WORK REQUIRED: Quote every line of the material beneath this one.
Start of INFORMATION SHOWN
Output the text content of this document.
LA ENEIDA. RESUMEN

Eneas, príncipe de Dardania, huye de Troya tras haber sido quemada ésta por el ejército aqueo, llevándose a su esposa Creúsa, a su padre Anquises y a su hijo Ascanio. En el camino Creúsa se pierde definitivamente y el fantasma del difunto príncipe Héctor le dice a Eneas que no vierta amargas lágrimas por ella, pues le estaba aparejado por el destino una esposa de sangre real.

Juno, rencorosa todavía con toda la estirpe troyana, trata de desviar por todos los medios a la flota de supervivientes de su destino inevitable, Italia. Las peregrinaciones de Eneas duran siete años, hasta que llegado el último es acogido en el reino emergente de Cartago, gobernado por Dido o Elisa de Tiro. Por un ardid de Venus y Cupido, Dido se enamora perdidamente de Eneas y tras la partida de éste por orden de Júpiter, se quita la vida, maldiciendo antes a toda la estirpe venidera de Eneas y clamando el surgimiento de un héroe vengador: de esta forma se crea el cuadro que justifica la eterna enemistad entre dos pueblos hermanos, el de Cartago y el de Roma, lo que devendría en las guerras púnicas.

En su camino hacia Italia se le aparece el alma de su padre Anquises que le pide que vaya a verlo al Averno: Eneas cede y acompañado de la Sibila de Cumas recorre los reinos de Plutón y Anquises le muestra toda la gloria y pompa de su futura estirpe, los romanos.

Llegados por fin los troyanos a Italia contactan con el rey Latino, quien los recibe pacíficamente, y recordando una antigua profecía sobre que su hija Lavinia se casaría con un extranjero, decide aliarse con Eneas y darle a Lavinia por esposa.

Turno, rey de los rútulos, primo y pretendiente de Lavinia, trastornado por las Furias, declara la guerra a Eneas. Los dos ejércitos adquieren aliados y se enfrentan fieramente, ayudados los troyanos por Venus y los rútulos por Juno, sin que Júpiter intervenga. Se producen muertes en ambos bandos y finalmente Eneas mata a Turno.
End of INFORMATION SHOWN
RESPONSE TO THE TASK:
Output the text content of this document.
LA ENEIDA. RESUMEN

Eneas, príncipe de Dardania, huye de Troya tras haber sido quemada ésta por el ejército aqueo, llevándose a su esposa Creúsa, a su padre Anquises y a su hijo Ascanio. En el camino Creúsa se pierde definitivamente y el fantasma del difunto príncipe Héctor le dice a Eneas que no vierta amargas lágrimas por ella, pues le estaba aparejado por el destino una esposa de sangre real.

Juno, rencorosa todavía con toda la estirpe troyana, trata de desviar por todos los medios a la flota de supervivientes de su destino inevitable, Italia. Las peregrinaciones de Eneas duran siete años, hasta que llegado el último es acogido en el reino emergente de Cartago, gobernado por Dido o Elisa de Tiro. Por un ardid de Venus y Cupido, Dido se enamora perdidamente de Eneas y tras la partida de éste por orden de Júpiter, se quita la vida, maldiciendo antes a toda la estirpe venidera de Eneas y clamando el surgimiento de un héroe vengador: de esta forma se crea el cuadro que justifica la eterna enemistad entre dos pueblos hermanos, el de Cartago y el de Roma, lo que devendría en las guerras púnicas.

En su camino hacia Italia se le aparece el alma de su padre Anquises que le pide que vaya a verlo al Averno: Eneas cede y acompañado de la Sibila de Cumas recorre los reinos de Plutón y Anquises le muestra toda la gloria y pompa de su futura estirpe, los romanos.

Llegados por fin los troyanos a Italia contactan con el rey Latino, quien los recibe pacíficamente, y recordando una antigua profecía sobre que su hija Lavinia se casaría con un extranjero, decide aliarse con Eneas y darle a Lavinia por esposa.

Turno, rey de los rútulos, primo y pretendiente de Lavinia, trastornado por las Furias, declara la guerra a Eneas. Los dos ejércitos adquieren aliados y se enfrentan fieramente, ayudados los troyanos por Venus y los rútulos por Juno, sin que Júpiter intervenga. Se producen muertes en ambos bandos y finalmente Eneas mata a Turno.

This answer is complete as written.